▶ [EXERCISE DETAILS] In the records below, find each line containing the word "LAST" and copy it.
==*==
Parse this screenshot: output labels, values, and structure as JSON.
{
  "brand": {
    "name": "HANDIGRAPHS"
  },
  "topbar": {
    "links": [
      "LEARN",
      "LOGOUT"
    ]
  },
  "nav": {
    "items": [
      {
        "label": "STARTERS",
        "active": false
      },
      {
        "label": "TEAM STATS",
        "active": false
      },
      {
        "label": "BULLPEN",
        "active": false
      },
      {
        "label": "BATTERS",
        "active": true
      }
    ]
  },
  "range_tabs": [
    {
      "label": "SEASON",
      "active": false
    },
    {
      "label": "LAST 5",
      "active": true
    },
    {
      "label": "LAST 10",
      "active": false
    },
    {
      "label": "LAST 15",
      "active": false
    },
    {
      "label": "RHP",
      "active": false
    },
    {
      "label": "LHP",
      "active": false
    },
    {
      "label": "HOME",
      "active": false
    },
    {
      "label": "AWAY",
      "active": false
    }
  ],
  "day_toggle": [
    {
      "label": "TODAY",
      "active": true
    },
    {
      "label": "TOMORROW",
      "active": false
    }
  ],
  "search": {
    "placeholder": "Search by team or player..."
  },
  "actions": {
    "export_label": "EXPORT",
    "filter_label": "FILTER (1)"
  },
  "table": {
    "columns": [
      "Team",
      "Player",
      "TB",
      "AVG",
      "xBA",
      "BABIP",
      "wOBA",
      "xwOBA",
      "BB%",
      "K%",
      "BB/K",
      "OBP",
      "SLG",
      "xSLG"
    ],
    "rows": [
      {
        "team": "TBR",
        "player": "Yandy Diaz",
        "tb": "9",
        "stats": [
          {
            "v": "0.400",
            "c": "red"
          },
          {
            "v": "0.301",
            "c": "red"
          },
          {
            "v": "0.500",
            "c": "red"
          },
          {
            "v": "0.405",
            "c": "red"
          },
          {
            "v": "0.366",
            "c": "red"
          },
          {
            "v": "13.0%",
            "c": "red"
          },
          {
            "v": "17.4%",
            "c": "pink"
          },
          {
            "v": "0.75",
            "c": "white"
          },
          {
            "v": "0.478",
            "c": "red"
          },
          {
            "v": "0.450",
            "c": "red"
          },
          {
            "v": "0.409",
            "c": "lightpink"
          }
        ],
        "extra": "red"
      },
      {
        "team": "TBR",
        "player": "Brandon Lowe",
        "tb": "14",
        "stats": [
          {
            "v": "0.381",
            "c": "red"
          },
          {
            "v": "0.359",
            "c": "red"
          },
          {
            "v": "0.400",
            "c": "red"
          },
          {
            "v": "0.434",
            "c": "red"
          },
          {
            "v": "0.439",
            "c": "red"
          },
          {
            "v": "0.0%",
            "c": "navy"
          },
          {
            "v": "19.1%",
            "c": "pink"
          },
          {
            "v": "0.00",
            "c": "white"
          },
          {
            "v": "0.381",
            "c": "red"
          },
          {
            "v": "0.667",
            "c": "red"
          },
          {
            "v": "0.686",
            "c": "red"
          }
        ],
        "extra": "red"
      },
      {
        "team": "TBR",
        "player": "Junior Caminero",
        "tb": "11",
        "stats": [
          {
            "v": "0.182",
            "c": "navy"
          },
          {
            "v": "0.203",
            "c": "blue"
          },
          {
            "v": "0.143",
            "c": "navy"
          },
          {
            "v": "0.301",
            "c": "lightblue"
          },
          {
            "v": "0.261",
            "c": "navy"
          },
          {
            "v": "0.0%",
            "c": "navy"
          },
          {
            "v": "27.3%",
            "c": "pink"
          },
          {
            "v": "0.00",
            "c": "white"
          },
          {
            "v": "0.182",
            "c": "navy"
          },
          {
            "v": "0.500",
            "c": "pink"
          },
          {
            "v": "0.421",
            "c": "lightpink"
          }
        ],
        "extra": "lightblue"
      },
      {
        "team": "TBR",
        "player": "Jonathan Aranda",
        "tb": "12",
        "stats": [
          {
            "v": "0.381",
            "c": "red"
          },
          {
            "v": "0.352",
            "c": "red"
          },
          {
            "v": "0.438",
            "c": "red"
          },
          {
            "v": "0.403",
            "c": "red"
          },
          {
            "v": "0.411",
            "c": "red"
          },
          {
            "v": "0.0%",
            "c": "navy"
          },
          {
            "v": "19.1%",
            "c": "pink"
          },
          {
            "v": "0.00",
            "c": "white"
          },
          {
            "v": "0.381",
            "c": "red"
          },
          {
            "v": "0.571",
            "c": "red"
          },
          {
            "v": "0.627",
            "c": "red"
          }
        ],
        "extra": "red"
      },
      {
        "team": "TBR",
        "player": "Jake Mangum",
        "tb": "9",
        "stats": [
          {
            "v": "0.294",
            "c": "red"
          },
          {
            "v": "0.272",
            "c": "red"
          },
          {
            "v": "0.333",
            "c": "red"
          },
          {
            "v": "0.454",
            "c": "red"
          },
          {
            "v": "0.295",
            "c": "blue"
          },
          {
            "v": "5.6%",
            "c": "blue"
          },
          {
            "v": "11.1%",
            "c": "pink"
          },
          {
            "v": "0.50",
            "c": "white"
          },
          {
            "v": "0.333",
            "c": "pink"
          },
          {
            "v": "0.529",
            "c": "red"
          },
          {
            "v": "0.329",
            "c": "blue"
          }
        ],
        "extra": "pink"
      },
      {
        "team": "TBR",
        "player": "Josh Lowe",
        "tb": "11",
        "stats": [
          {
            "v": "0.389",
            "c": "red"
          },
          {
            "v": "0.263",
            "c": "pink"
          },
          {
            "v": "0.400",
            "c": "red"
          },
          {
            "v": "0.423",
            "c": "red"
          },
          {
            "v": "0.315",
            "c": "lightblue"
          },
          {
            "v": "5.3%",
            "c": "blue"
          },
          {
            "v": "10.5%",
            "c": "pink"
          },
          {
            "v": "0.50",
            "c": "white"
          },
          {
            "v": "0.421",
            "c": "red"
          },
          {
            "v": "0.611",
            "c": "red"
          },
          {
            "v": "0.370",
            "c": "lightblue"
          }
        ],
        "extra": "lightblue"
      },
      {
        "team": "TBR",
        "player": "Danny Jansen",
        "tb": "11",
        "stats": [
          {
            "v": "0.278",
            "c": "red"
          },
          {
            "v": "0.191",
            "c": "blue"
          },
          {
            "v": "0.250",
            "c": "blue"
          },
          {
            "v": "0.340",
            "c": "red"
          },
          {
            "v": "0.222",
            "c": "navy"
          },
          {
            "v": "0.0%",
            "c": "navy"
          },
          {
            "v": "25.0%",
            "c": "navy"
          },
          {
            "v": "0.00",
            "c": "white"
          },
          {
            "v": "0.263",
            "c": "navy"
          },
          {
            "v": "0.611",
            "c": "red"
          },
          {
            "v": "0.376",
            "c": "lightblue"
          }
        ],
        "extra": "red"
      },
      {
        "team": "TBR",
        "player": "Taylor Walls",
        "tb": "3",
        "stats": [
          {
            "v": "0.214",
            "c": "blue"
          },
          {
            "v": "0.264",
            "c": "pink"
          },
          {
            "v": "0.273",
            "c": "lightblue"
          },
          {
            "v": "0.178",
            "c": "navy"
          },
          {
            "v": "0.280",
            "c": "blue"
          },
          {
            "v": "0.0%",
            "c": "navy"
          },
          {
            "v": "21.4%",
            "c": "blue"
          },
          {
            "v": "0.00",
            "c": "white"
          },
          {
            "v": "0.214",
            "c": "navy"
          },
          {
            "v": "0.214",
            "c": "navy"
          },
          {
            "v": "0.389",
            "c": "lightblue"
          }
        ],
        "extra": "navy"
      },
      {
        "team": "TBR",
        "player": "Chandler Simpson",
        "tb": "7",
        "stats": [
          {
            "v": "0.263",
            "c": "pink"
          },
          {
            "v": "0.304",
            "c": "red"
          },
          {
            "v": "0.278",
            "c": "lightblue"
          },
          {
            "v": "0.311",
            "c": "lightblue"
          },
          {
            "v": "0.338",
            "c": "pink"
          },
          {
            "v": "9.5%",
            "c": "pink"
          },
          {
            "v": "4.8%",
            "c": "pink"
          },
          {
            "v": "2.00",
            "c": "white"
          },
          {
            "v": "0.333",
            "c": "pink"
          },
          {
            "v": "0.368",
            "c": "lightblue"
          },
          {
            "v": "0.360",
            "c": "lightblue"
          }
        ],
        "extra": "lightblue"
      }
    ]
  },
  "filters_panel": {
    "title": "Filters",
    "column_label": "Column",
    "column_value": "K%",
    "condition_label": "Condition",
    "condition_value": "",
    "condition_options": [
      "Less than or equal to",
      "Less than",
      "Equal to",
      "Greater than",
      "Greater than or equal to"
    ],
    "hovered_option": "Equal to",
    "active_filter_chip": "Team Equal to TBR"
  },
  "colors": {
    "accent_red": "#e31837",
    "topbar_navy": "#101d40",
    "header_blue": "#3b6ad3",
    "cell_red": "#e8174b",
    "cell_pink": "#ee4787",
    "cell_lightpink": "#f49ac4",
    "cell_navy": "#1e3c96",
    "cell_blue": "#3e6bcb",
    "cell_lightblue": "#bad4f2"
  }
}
==*==
▶ [FINISHED TASK]
      "label": "LAST 5",
      "label": "LAST 10",
      "label": "LAST 15",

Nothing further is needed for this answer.